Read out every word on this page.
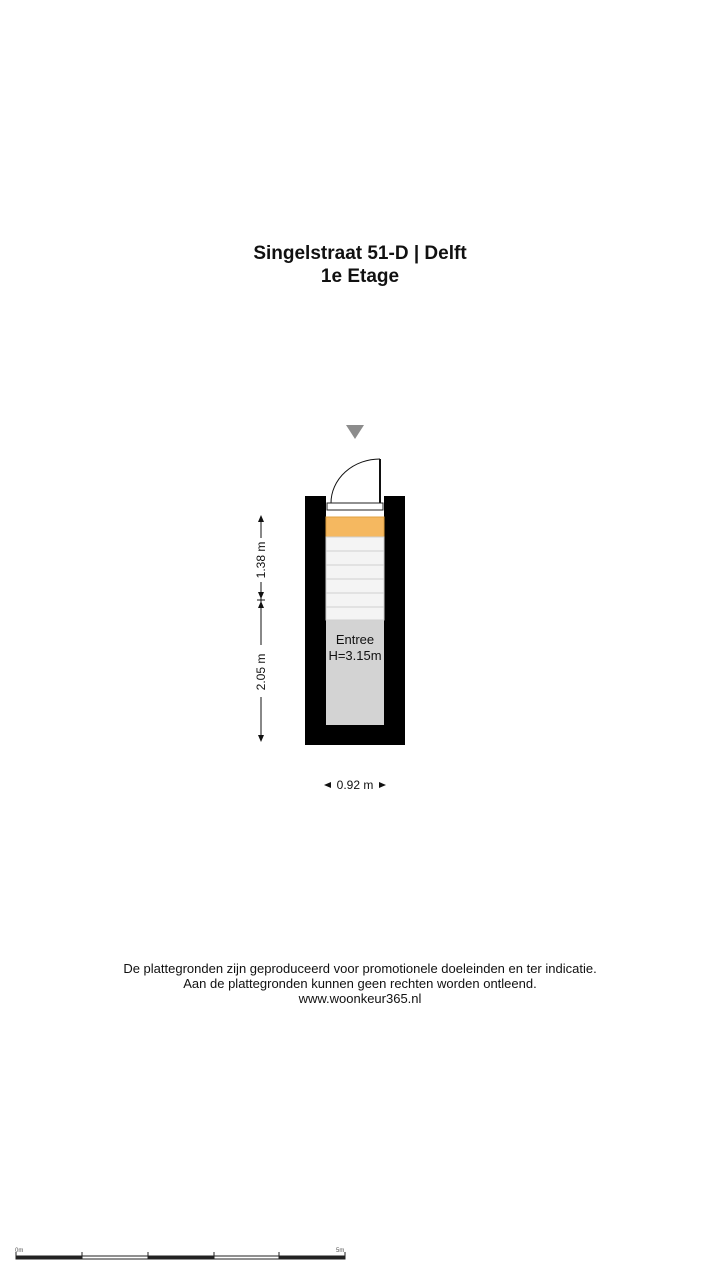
Singelstraat 51-D | Delft
1e Etage
Entree
H=3.15m
1.38 m
2.05 m
0.92 m
0m	5m
De plattegronden zijn geproduceerd voor promotionele doeleinden en ter indicatie.
Aan de plattegronden kunnen geen rechten worden ontleend.
www.woonkeur365.nl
──────────────────────────────
§ DIRECTIVE
Write out each line of the data exactly; the images should be left out.

§ EXERCISE OUTPUT
Read out every word on this page.
Singelstraat 51-D | Delft
1e Etage
Entree
H=3.15m
1.38 m
2.05 m
0.92 m
0m	5m
De plattegronden zijn geproduceerd voor promotionele doeleinden en ter indicatie.
Aan de plattegronden kunnen geen rechten worden ontleend.
www.woonkeur365.nl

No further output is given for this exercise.